→ **Travail à faire**
**1.** Dites si chacune des affirmations suivantes est conforme au texte sur la féminisation des noms de métiers, en répondant par oui ou par non et en citant les mots décisifs. (a) L'autrice de la chronique citée s'est réjouie que le mot ministre devienne féminin. (b) Selon cette chronique, en français, les formes masculines peuvent englober le masculin et le féminin. (c) L'autrice de la chronique affirme avoir déjà abordé ici les débats sur la parité et les quotas.
**2.** D'après le texte sur la féminisation des noms de métiers, qui était la ministre en charge des Droits des femmes ?
**3.** Recopiez fidèlement un passage du texte sur la féminisation des noms de métiers : commencez aux mots "Lorsqu'il a été" et arrêtez-vous après "féminin, toute l'humanité.".

→ **Texte**
——————————
Beaucoup ont reproché au florentin Mitterrand de n'avoir rien fait, durant ses deux septennats, sinon s'occuper des siens. Que nenni ! Par le truchement de sa ministre en charge des Droits des femmes, Yvette Roudy, et de son acolyte la mère Groult, il a lancé la France sur la pente de la féminisation des noms de métiers... en attendant la suite. Et les crétin.e.s, incroyables et merveilleuses, maudissant la grammaire sexiste, de s'engouffrer dans ce sujet à la mode, jusqu'aux portes de l'écriture inclusive. Le ridicule ne tue pas, c'est fort dommage. Mais je sais qu'il caillasse jusqu'aux sapeuses-pompières, qui n'en peuvent mais.
Alors, pour tenter de contrer la sottise de ces nouvelles femmes prétendument savantes, quelle fraîcheur de savourer une chronique de Jacqueline de Romilly ! Tu nous manques tant, chère Jacqueline ! Toi, quasiment aveugle, au regard intérieur si lucide et si perçant !

 

 

 Lorsqu'il a été décidé que le mot ministre deviendrait féminin si la fonction était occupée par une femme, je n'ai pas été très heureuse. D'abord, cela me paraissait aller contre l'habitude du français, qui veut que les formes masculines prennent la valeur de ce que l'on pourrait appeler un neutre, c'est-à-dire puissent englober aussi bien le masculin et le féminin. On dit "nous avons été heureux, ma femme et moi, de vous revoir" ; et nul ne sera choqué que cette forme masculine convienne pour les deux sujets. Il en est de même lorsque l'on dit "tous les hommes sont mortels" ; il est clair que, dans ce cas, le mot hommes englobe au masculin et au féminin, toute l'humanité.

C'est d'ailleurs là l'origine de cette définition qui nous avait jadis fort amusés quand nous lisions dans dictionnaire pour le mot homme : "Terme générique qui embrasse la femme" ! D'autre part, dans ma génération, nous avions, nous les femmes, été fières de réussir à nous présenter aux mêmes concours que les hommes et dans les mêmes conditions. Il était donc déroutant de voir aujourd'hui les distinctions se rétablir, fût-ce avec les meilleures intentions de la terre, sous la forme de débats sur la parité ou les quotas. Pourtant, je n'en ai point parlé ici, ne voulant pas offrir aux lecteurs des discussions trop mêlées et d'actualité et d'incertitude.
——————————
→ **Lignes de données**
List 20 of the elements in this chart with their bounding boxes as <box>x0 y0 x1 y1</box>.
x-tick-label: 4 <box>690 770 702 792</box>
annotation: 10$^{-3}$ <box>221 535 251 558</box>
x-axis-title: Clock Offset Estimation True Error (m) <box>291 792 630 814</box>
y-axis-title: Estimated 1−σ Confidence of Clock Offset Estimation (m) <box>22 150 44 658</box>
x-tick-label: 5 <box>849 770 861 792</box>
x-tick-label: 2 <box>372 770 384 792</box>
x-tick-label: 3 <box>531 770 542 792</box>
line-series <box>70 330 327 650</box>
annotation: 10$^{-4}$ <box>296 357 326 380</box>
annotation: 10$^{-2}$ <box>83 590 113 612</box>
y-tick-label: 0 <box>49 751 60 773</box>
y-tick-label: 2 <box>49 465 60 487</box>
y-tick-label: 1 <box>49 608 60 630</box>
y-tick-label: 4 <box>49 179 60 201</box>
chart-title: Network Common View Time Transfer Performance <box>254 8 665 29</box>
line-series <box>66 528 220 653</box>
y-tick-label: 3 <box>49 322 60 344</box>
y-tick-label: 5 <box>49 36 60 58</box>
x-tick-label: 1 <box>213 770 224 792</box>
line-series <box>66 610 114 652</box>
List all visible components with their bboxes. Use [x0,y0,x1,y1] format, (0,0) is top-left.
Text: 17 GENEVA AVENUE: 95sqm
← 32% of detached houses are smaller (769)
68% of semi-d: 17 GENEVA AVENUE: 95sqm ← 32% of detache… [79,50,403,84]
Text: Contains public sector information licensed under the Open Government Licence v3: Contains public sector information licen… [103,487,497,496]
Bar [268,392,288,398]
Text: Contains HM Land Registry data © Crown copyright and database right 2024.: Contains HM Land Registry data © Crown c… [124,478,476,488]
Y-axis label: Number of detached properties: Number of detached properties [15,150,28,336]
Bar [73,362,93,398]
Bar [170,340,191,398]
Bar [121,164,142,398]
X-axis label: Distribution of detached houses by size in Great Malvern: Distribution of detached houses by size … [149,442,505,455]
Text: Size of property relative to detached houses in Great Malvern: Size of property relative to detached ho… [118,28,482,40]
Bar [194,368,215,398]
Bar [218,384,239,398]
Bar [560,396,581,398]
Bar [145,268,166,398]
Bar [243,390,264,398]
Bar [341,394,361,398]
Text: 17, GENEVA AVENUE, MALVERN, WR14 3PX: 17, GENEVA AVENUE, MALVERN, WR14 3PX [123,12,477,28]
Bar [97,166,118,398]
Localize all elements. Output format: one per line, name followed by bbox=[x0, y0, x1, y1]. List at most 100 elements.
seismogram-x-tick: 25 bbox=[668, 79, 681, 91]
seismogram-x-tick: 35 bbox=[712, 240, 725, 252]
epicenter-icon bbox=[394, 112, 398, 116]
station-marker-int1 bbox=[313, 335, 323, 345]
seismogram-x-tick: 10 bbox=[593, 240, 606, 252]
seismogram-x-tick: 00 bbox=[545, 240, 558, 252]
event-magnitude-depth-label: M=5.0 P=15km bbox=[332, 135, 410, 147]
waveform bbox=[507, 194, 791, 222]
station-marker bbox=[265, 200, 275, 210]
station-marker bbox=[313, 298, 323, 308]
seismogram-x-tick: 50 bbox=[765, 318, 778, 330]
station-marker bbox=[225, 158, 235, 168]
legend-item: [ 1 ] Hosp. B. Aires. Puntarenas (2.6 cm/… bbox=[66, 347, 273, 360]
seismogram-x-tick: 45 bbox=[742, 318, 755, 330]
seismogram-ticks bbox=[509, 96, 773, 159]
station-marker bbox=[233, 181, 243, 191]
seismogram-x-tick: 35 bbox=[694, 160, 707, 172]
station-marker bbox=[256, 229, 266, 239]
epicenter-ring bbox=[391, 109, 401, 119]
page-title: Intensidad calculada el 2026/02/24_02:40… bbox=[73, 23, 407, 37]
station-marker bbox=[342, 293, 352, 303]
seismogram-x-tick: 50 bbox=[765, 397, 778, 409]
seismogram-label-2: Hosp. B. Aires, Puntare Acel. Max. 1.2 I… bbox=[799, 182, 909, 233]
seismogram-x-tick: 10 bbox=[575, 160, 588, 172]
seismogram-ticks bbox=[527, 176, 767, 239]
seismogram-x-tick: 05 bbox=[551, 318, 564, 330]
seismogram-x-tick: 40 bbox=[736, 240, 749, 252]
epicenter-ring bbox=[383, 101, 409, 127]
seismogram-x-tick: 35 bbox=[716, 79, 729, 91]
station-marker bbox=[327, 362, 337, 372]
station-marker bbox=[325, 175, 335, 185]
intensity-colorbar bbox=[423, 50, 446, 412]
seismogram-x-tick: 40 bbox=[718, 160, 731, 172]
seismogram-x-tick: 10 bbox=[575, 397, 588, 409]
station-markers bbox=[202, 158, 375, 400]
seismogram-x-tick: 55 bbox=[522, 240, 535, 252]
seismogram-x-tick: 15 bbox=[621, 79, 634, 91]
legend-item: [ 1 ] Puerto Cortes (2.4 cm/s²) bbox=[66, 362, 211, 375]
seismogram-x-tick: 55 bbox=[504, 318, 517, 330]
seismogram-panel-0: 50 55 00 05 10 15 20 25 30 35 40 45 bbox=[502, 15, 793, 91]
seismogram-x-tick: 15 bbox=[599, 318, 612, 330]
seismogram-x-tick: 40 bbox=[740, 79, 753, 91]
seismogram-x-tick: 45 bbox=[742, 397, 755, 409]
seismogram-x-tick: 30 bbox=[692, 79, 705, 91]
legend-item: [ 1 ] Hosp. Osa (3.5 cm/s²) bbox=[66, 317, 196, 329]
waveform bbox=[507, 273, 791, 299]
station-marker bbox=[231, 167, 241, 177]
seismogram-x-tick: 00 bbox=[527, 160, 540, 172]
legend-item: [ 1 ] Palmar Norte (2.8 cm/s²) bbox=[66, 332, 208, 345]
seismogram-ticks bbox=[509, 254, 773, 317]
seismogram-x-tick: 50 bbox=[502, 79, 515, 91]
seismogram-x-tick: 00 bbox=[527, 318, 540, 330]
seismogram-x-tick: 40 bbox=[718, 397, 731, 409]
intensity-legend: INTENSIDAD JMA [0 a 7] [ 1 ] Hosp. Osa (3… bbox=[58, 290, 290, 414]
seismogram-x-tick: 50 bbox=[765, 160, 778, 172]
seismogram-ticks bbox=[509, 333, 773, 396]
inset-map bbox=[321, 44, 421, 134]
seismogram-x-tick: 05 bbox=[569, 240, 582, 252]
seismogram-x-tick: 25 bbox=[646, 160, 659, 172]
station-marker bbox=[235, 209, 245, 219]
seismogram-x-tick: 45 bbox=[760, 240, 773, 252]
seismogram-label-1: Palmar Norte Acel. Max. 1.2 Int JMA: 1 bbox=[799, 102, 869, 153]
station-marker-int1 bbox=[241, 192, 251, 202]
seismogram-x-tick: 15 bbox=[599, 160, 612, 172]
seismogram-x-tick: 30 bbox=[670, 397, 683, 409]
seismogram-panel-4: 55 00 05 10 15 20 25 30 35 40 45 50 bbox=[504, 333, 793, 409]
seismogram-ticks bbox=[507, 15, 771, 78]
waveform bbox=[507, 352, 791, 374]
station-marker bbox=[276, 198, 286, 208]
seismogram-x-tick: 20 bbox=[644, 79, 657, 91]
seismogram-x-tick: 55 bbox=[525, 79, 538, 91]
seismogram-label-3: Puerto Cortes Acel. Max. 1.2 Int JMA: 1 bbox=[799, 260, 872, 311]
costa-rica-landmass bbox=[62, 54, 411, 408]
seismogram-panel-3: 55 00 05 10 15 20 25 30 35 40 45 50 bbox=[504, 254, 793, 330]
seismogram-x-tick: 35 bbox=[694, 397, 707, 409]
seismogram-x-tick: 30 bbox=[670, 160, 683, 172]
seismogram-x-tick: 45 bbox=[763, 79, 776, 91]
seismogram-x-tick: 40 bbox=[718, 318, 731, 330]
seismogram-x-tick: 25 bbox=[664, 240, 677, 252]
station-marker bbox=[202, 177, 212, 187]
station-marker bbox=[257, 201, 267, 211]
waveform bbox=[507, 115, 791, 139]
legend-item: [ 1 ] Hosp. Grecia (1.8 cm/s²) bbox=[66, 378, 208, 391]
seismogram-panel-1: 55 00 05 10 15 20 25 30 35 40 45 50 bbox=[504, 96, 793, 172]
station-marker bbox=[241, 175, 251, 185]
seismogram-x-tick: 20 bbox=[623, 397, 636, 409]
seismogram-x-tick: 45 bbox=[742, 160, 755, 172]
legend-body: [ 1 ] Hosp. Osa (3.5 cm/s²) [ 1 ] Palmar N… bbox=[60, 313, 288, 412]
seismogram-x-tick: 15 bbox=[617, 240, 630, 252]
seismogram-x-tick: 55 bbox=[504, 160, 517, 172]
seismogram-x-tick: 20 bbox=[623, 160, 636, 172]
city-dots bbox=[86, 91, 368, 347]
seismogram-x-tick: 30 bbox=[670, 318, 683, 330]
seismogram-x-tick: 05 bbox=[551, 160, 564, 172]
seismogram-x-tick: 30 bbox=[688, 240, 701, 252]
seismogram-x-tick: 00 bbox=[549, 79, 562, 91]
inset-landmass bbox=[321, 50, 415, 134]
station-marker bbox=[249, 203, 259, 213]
——————————
→ **Réponses rédigées**
**1.**
(a) Non : « je n'ai pas été très heureuse ».
(b) Oui : « les formes masculines prennent la valeur de ce que l'on pourrait appeler un neutre, c'est-à-dire puissent englober aussi bien le masculin et le féminin ».
(c) Non : « je n'en ai point parlé ici ».

**2.** Yvette Roudy.

**3.**
Lorsqu'il a été décidé que le mot ministre deviendrait féminin si la fonction était occupée par une femme, je n'ai pas été très heureuse. D'abord, cela me paraissait aller contre l'habitude du français, qui veut que les formes masculines prennent la valeur de ce que l'on pourrait appeler un neutre, c'est-à-dire puissent englober aussi bien le masculin et le féminin. On dit "nous avons été heureux, ma femme et moi, de vous revoir" ; et nul ne sera choqué que cette forme masculine convienne pour les deux sujets. Il en est de même lorsque l'on dit "tous les hommes sont mortels" ; il est clair que, dans ce cas, le mot hommes englobe au masculin et au féminin, toute l'humanité.